◆ **What to produce**:
Check each line of the entries below for the string "successfully"; copy every line where it appears.
-- Start of Dataset rows --
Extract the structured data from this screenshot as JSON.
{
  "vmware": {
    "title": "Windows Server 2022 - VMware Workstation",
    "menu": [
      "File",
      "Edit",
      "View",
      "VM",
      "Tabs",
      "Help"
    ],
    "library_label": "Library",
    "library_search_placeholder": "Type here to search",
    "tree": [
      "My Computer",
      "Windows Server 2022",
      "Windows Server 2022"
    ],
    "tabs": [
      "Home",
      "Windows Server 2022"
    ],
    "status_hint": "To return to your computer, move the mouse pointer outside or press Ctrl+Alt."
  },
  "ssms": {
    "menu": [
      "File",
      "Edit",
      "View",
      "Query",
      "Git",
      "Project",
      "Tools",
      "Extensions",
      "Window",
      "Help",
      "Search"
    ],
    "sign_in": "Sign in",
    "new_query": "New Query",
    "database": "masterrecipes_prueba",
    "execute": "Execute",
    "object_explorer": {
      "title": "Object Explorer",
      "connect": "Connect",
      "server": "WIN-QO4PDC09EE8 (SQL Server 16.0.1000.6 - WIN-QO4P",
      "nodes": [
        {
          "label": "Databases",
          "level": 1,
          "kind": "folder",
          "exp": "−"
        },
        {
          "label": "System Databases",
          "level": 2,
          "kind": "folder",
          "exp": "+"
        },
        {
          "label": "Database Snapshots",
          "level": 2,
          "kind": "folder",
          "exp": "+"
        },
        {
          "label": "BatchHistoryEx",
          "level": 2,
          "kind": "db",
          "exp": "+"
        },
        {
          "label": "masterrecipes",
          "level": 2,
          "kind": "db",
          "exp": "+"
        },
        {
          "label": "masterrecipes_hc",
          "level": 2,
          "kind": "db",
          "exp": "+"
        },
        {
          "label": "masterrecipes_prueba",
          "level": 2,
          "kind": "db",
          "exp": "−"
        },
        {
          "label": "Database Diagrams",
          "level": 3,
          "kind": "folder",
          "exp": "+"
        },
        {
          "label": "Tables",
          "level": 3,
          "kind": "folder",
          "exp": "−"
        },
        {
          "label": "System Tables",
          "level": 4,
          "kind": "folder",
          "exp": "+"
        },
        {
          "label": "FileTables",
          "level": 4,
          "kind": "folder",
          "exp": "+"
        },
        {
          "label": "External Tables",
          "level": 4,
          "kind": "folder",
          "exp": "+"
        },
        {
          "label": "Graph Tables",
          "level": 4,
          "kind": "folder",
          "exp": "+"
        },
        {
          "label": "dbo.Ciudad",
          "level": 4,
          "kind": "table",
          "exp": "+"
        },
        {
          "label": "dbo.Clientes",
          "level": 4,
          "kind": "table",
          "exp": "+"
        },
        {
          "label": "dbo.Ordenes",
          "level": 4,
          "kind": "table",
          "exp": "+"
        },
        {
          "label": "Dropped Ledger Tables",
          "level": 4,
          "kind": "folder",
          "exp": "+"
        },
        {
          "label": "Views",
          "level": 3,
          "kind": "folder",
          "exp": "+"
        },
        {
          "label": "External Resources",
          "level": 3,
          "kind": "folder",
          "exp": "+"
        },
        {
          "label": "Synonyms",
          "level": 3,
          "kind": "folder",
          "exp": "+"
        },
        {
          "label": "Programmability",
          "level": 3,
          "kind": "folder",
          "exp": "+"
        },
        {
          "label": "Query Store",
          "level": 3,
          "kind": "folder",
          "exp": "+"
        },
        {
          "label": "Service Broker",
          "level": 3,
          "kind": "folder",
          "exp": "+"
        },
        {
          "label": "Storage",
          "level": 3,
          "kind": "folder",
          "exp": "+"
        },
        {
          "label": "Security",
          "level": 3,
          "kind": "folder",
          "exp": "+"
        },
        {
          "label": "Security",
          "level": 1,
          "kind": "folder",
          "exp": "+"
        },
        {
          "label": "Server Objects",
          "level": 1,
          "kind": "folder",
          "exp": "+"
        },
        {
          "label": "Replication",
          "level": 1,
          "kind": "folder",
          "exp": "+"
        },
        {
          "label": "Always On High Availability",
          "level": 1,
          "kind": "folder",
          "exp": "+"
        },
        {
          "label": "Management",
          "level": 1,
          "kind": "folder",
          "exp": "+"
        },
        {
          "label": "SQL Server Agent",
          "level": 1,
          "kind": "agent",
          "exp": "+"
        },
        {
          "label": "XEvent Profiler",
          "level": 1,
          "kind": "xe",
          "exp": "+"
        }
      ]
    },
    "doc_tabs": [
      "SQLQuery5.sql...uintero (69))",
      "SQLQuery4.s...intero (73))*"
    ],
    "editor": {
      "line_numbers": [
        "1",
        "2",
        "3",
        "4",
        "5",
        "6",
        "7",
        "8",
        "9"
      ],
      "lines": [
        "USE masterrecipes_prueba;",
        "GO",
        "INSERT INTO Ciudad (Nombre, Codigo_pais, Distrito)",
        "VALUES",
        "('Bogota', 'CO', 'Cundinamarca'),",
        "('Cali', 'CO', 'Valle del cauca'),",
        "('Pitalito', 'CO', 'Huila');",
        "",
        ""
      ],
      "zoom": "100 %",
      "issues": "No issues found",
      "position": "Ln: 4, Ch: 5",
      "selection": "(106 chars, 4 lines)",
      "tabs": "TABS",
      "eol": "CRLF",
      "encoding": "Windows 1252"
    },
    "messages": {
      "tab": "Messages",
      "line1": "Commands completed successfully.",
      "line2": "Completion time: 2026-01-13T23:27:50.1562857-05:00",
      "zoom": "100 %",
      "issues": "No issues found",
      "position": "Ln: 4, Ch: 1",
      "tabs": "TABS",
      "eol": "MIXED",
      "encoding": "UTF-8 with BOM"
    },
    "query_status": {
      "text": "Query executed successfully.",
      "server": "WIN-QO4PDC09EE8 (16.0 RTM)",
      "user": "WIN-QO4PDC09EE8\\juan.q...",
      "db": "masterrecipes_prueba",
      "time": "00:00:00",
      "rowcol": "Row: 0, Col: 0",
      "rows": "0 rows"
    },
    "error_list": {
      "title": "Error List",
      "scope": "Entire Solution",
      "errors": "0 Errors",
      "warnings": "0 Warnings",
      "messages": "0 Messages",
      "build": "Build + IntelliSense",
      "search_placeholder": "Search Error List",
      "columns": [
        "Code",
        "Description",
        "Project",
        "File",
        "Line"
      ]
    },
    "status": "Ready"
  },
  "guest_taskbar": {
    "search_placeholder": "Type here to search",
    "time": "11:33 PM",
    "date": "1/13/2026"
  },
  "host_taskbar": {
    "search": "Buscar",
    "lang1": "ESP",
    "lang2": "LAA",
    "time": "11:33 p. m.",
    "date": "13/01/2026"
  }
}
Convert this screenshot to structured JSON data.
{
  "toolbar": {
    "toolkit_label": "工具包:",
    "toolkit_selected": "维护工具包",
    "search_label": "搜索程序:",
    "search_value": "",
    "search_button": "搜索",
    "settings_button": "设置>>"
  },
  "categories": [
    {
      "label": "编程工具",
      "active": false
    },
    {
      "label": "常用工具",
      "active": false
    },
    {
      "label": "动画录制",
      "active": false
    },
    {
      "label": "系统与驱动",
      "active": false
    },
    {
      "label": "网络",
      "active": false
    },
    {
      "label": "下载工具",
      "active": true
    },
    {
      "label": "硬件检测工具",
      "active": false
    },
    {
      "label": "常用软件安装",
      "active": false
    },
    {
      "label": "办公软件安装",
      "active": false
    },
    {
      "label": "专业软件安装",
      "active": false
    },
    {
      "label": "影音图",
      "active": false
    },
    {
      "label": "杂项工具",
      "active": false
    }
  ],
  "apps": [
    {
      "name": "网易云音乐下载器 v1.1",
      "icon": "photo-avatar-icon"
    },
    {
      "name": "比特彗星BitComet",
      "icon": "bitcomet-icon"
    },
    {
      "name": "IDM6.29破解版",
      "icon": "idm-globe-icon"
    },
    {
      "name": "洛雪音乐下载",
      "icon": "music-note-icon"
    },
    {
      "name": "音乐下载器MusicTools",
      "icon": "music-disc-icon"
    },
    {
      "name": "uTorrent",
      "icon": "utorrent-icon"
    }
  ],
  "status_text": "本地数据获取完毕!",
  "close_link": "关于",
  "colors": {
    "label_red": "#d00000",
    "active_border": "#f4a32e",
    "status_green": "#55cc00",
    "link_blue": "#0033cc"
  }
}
-- End of Dataset rows --
◆ **Answer to this task**:
      "line1": "Commands completed successfully.",
      "text": "Query executed successfully.",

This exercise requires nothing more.